**** Provided data
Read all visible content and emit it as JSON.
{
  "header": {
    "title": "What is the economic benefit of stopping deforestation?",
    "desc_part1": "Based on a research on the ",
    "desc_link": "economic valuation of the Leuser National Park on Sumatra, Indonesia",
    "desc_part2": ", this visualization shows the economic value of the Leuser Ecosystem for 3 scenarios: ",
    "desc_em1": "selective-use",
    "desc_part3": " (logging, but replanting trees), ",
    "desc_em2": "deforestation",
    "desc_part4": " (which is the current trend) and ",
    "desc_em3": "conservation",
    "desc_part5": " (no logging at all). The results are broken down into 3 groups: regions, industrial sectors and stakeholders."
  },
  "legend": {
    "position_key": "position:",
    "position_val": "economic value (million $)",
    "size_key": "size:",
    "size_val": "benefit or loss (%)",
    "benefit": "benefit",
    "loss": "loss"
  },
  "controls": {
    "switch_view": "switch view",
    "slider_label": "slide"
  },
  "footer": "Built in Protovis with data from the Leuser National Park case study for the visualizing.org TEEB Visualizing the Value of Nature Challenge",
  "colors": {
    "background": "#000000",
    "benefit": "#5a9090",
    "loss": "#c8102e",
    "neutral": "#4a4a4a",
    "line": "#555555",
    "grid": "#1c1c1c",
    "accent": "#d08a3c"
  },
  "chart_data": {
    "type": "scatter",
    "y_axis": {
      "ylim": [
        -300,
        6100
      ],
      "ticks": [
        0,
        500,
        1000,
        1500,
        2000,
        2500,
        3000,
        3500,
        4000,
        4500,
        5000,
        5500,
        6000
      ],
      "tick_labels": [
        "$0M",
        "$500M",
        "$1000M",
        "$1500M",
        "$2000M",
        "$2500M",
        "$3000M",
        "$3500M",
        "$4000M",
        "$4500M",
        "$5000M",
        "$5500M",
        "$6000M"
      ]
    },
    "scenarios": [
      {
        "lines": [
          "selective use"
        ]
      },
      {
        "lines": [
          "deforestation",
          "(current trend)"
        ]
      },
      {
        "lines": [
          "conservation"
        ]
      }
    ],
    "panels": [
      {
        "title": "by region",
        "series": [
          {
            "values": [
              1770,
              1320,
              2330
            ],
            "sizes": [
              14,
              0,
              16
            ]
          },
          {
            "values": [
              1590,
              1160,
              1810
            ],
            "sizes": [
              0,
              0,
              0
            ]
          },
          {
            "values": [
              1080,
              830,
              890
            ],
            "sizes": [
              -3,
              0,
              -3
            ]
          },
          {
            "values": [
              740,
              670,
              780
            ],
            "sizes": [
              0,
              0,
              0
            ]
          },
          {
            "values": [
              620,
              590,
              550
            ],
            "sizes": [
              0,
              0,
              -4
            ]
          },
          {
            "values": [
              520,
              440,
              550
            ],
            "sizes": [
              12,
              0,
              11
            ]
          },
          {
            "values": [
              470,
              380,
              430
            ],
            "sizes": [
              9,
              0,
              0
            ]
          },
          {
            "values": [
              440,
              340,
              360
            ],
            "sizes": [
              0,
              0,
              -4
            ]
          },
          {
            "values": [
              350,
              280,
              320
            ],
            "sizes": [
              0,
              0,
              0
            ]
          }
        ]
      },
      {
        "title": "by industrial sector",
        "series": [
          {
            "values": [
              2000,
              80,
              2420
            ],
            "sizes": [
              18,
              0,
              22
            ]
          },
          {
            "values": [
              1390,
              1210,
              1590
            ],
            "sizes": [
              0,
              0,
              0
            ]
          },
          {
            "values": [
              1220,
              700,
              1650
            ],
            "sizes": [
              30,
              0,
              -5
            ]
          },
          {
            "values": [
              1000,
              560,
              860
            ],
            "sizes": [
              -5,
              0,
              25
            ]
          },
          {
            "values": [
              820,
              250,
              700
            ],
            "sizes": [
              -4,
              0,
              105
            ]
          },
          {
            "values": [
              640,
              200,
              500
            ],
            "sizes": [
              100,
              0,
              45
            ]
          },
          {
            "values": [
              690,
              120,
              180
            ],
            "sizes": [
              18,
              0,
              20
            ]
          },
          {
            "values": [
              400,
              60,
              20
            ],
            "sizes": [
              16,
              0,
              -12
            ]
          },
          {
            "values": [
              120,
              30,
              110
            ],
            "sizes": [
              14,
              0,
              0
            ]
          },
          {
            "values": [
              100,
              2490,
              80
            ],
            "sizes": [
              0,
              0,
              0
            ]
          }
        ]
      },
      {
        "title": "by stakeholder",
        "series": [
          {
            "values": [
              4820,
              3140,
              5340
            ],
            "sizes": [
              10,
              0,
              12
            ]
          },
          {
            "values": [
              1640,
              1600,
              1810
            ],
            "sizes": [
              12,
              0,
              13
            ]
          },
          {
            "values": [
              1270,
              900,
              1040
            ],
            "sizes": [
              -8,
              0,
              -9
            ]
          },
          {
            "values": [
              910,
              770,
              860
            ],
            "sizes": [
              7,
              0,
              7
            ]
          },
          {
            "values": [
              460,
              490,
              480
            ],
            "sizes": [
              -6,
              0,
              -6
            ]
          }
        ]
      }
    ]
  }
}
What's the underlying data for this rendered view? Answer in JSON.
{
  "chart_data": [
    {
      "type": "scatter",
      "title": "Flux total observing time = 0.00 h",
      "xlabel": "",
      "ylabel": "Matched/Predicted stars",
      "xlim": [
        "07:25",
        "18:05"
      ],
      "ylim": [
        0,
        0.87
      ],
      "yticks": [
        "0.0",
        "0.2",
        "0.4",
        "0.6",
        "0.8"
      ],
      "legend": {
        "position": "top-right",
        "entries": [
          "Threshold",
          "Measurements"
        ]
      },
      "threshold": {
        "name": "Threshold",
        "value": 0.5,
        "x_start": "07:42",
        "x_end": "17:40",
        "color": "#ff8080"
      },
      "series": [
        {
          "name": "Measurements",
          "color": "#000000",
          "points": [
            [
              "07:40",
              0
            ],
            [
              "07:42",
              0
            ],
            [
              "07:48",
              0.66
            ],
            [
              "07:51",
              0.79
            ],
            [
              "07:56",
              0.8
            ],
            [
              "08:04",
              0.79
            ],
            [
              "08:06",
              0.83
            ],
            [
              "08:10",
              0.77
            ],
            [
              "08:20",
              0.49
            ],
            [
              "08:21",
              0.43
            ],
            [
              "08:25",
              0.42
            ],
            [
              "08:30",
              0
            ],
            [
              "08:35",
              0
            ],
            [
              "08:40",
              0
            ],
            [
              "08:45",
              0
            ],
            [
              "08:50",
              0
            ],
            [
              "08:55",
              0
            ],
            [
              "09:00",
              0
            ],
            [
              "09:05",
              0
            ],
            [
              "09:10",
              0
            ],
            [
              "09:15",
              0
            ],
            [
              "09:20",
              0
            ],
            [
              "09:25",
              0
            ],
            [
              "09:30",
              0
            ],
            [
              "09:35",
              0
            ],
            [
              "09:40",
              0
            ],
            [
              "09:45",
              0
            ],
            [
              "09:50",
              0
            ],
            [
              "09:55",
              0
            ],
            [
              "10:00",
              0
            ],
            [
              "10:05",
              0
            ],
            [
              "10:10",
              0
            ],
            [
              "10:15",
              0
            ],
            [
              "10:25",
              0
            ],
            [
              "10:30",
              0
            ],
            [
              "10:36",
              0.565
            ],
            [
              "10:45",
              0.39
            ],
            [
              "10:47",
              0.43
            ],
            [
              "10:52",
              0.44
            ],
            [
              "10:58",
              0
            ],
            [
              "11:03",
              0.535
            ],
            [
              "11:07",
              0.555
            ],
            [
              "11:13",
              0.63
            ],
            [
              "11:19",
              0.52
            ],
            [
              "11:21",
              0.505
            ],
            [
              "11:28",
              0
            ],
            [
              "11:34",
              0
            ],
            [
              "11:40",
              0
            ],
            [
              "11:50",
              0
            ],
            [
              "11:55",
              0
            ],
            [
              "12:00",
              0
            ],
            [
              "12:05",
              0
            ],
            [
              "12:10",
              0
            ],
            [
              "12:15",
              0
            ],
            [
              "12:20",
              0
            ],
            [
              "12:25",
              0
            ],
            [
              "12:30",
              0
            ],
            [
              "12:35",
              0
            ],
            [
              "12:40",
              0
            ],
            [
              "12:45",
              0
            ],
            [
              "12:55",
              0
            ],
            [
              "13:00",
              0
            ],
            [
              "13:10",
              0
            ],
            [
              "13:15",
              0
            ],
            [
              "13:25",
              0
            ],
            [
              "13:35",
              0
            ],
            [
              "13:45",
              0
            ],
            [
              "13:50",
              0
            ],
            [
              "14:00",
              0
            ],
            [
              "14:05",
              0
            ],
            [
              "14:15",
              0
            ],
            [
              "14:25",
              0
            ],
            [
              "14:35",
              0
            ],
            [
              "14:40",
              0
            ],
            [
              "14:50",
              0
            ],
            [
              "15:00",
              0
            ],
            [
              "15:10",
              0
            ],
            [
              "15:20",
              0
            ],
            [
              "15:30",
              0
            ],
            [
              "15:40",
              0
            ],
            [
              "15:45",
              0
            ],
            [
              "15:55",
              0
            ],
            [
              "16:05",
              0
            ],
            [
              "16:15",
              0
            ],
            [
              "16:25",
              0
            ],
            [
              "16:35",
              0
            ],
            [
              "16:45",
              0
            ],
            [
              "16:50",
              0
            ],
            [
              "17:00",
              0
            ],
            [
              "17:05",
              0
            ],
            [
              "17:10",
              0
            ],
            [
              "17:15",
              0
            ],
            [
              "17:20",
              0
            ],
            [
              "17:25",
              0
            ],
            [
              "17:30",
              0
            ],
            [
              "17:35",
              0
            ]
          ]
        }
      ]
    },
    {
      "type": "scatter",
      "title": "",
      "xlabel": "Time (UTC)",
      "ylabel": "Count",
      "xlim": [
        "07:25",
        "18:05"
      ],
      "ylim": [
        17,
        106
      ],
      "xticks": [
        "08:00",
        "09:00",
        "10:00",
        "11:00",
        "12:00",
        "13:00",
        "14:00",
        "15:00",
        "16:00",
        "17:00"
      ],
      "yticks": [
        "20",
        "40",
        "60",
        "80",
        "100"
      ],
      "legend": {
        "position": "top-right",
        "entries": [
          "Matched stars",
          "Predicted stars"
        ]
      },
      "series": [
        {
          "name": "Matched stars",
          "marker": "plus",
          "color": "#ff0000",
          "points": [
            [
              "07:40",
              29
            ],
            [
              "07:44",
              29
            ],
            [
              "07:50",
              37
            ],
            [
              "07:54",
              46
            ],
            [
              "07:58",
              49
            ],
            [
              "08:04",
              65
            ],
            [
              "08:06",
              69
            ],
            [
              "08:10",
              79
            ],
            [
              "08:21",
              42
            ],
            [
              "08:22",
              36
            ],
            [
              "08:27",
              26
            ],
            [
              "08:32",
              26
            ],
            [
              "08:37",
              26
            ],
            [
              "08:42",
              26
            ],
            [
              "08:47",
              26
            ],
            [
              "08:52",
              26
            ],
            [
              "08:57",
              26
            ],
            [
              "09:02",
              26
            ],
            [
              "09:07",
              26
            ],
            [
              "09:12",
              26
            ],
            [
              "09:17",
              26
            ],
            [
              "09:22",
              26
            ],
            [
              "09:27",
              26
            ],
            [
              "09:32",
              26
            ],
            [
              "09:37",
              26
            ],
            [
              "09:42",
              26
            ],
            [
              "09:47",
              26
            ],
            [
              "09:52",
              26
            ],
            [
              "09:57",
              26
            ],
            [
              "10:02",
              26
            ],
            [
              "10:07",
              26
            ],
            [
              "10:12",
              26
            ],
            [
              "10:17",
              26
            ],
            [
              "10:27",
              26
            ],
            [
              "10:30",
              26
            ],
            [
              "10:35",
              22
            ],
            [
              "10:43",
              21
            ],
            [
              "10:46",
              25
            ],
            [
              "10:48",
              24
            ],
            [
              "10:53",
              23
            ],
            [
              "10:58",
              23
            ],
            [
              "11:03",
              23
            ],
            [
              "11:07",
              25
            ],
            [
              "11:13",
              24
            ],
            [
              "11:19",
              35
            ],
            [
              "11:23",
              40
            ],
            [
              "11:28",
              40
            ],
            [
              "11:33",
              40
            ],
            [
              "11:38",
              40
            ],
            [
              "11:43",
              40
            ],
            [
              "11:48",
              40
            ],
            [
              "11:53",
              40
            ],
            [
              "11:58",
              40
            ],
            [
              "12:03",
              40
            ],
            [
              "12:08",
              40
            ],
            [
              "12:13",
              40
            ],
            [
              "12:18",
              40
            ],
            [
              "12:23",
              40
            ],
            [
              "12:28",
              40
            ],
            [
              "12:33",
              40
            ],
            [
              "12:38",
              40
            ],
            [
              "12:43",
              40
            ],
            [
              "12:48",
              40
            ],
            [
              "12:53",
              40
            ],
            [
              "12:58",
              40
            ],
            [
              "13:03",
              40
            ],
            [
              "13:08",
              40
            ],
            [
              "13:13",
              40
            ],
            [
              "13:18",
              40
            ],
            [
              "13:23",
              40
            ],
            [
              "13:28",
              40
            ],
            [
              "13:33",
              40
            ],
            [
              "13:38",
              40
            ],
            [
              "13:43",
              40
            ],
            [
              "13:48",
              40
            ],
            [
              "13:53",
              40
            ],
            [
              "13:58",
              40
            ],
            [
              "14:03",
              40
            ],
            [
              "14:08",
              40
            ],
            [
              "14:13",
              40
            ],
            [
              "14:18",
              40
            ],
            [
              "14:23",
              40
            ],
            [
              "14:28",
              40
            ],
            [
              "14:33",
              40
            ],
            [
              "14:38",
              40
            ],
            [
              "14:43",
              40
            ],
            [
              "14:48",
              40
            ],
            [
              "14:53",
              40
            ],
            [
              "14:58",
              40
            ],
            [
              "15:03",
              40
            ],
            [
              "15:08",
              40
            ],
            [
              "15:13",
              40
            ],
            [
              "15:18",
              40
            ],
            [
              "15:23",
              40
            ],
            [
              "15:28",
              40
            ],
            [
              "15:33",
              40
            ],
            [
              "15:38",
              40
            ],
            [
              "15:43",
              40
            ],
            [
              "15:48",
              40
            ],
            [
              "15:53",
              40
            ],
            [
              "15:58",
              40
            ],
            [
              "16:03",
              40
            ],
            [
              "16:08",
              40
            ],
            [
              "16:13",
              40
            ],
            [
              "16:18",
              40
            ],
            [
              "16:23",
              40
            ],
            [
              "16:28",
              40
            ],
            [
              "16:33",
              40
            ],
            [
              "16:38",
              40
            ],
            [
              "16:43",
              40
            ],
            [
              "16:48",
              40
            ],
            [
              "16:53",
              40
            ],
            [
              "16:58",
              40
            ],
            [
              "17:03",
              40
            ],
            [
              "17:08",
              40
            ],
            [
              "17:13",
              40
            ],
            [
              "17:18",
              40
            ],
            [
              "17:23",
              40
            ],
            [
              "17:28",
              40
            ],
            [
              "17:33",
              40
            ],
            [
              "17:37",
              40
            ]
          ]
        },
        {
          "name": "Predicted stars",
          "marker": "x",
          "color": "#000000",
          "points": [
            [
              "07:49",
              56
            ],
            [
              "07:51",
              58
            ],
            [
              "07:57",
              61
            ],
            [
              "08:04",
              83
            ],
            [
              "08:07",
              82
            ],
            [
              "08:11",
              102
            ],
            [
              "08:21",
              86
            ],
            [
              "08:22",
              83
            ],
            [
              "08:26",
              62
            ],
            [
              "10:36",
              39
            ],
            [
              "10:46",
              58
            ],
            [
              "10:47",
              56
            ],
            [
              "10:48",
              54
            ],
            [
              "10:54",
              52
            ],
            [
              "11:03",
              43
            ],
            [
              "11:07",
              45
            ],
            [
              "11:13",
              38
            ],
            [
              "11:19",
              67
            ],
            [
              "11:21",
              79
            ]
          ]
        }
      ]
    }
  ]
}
********
» Description of the task
Extract each line holding the word "economic" from the records.

» Solution for this task
    "title": "What is the economic benefit of stopping deforestation?",
    "desc_link": "economic valuation of the Leuser National Park on Sumatra, Indonesia",
    "desc_part2": ", this visualization shows the economic value of the Leuser Ecosystem for 3 scenarios: ",
    "position_val": "economic value (million $)",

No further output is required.